◆ ENTRIES:

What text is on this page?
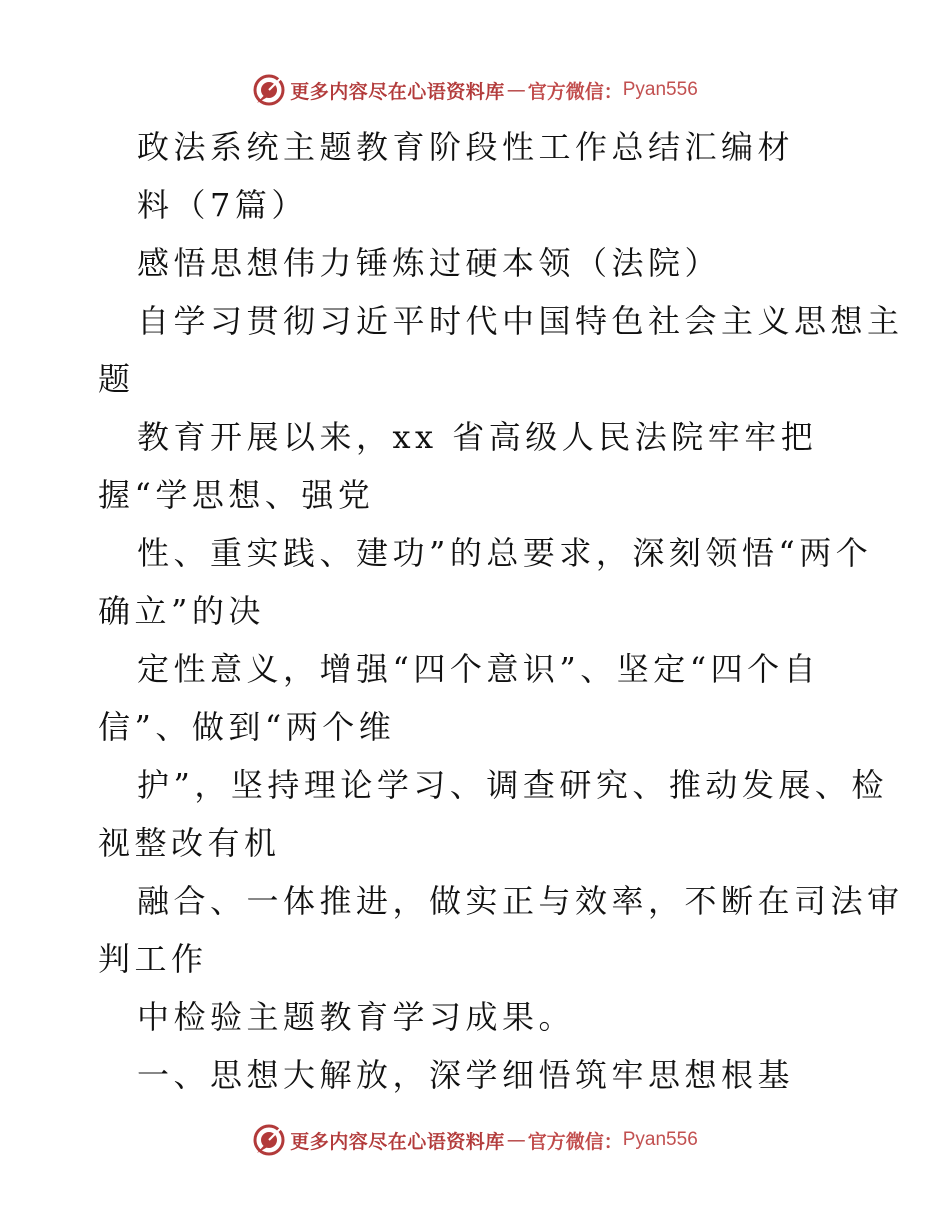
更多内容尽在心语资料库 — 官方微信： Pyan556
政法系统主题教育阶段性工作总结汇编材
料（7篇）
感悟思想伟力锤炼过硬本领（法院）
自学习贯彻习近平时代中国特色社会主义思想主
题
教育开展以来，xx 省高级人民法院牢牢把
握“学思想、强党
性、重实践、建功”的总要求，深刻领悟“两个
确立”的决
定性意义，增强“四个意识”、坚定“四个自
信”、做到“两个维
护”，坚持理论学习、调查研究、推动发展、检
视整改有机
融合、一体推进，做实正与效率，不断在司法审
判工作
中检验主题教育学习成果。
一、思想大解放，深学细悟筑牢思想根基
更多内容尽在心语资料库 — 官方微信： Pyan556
--
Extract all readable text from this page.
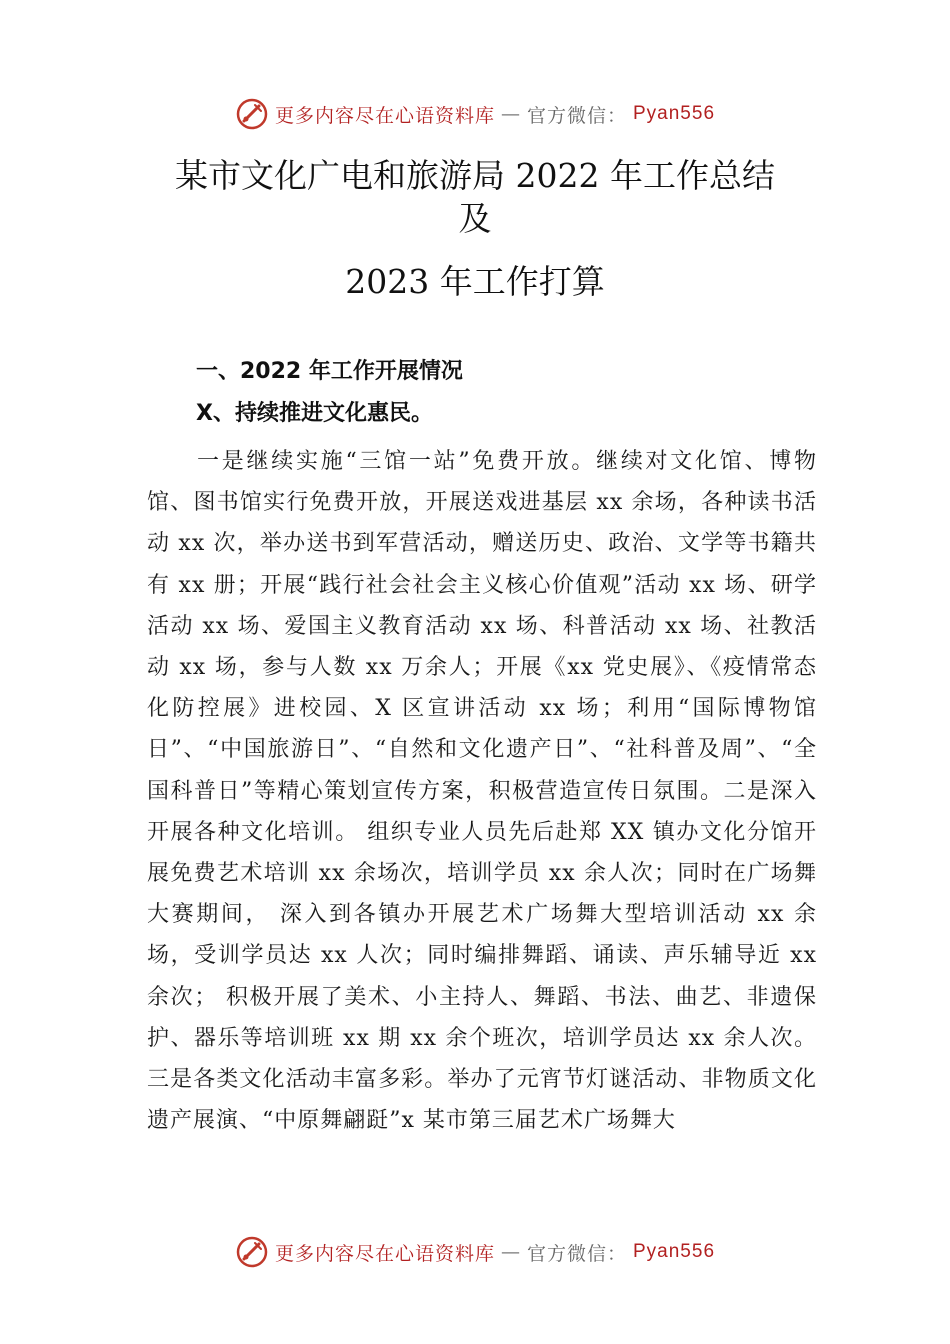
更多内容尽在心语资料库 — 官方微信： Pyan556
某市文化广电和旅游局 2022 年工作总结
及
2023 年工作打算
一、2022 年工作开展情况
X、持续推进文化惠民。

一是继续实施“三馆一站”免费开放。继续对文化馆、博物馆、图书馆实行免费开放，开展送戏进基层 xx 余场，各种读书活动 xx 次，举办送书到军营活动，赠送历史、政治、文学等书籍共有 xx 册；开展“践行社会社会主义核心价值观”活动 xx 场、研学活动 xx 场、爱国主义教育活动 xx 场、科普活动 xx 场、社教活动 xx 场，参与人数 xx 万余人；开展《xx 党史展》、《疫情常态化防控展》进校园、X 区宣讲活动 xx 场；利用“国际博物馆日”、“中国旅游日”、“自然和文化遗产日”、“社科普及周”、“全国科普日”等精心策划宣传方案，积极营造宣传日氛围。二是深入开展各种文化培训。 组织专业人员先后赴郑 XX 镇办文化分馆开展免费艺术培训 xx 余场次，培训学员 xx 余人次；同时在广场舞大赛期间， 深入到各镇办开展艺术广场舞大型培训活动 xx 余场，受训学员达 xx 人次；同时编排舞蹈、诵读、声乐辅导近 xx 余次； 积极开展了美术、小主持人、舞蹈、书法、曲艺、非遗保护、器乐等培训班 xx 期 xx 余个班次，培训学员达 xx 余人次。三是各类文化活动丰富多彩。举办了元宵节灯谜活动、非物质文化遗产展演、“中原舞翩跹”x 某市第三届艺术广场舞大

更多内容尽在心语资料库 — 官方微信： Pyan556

◆ WHAT TO PRODUCE:
Scan the data above; copy every line where "this" appears.

◆ SOLVED PROBLEM:
What text is on this page?
Extract all readable text from this page.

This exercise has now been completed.